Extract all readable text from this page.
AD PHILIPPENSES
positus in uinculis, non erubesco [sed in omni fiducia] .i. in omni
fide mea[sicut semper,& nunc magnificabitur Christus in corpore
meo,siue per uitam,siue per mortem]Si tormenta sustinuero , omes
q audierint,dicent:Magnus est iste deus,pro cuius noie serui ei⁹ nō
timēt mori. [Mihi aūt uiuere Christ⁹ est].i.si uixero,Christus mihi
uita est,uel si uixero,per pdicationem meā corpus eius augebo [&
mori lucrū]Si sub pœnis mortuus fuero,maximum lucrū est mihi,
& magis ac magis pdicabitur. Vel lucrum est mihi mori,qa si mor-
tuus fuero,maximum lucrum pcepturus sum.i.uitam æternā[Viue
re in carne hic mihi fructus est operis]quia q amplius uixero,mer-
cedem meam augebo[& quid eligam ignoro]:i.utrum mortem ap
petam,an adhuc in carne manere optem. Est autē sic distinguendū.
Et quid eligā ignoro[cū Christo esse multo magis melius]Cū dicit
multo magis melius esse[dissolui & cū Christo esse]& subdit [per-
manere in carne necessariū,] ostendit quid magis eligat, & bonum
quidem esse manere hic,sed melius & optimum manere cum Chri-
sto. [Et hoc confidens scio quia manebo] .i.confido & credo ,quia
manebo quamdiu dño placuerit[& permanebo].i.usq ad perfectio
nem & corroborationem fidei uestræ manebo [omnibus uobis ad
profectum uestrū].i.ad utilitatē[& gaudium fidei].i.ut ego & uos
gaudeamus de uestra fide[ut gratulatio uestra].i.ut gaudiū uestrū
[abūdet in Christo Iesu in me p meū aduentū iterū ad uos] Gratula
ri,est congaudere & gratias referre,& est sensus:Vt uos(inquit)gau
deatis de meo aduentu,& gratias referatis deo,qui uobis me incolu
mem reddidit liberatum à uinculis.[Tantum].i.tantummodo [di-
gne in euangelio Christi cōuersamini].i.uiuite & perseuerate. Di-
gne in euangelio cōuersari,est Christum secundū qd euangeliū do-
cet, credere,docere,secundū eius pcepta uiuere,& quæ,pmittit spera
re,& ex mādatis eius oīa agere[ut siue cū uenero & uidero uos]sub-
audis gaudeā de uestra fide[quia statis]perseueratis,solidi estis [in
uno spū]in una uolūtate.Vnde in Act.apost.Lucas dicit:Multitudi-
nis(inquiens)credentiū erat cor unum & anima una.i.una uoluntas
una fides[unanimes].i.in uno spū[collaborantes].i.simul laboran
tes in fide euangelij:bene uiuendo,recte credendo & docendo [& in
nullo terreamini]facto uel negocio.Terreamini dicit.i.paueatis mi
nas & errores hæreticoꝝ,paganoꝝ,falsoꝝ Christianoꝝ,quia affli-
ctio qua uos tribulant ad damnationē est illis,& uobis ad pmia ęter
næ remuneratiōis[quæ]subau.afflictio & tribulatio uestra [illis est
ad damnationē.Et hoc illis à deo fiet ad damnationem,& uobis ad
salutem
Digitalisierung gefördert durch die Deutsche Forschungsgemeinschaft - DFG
# # #
WORK TO DO: Each line of the material above must be retyped precisely.

WORKED ANSWER:
Extract all readable text from this page.
AD PHILIPPENSES
positus in uinculis, non erubesco [sed in omni fiducia] .i. in omni
fide mea[sicut semper,& nunc magnificabitur Christus in corpore
meo,siue per uitam,siue per mortem]Si tormenta sustinuero , omes
q audierint,dicent:Magnus est iste deus,pro cuius noie serui ei⁹ nō
timēt mori. [Mihi aūt uiuere Christ⁹ est].i.si uixero,Christus mihi
uita est,uel si uixero,per pdicationem meā corpus eius augebo [&
mori lucrū]Si sub pœnis mortuus fuero,maximum lucrū est mihi,
& magis ac magis pdicabitur. Vel lucrum est mihi mori,qa si mor-
tuus fuero,maximum lucrum pcepturus sum.i.uitam æternā[Viue
re in carne hic mihi fructus est operis]quia q amplius uixero,mer-
cedem meam augebo[& quid eligam ignoro]:i.utrum mortem ap
petam,an adhuc in carne manere optem. Est autē sic distinguendū.
Et quid eligā ignoro[cū Christo esse multo magis melius]Cū dicit
multo magis melius esse[dissolui & cū Christo esse]& subdit [per-
manere in carne necessariū,] ostendit quid magis eligat, & bonum
quidem esse manere hic,sed melius & optimum manere cum Chri-
sto. [Et hoc confidens scio quia manebo] .i.confido & credo ,quia
manebo quamdiu dño placuerit[& permanebo].i.usq ad perfectio
nem & corroborationem fidei uestræ manebo [omnibus uobis ad
profectum uestrū].i.ad utilitatē[& gaudium fidei].i.ut ego & uos
gaudeamus de uestra fide[ut gratulatio uestra].i.ut gaudiū uestrū
[abūdet in Christo Iesu in me p meū aduentū iterū ad uos] Gratula
ri,est congaudere & gratias referre,& est sensus:Vt uos(inquit)gau
deatis de meo aduentu,& gratias referatis deo,qui uobis me incolu
mem reddidit liberatum à uinculis.[Tantum].i.tantummodo [di-
gne in euangelio Christi cōuersamini].i.uiuite & perseuerate. Di-
gne in euangelio cōuersari,est Christum secundū qd euangeliū do-
cet, credere,docere,secundū eius pcepta uiuere,& quæ,pmittit spera
re,& ex mādatis eius oīa agere[ut siue cū uenero & uidero uos]sub-
audis gaudeā de uestra fide[quia statis]perseueratis,solidi estis [in
uno spū]in una uolūtate.Vnde in Act.apost.Lucas dicit:Multitudi-
nis(inquiens)credentiū erat cor unum & anima una.i.una uoluntas
una fides[unanimes].i.in uno spū[collaborantes].i.simul laboran
tes in fide euangelij:bene uiuendo,recte credendo & docendo [& in
nullo terreamini]facto uel negocio.Terreamini dicit.i.paueatis mi
nas & errores hæreticoꝝ,paganoꝝ,falsoꝝ Christianoꝝ,quia affli-
ctio qua uos tribulant ad damnationē est illis,& uobis ad pmia ęter
næ remuneratiōis[quæ]subau.afflictio & tribulatio uestra [illis est
ad damnationē.Et hoc illis à deo fiet ad damnationem,& uobis ad
salutem
Digitalisierung gefördert durch die Deutsche Forschungsgemeinschaft - DFG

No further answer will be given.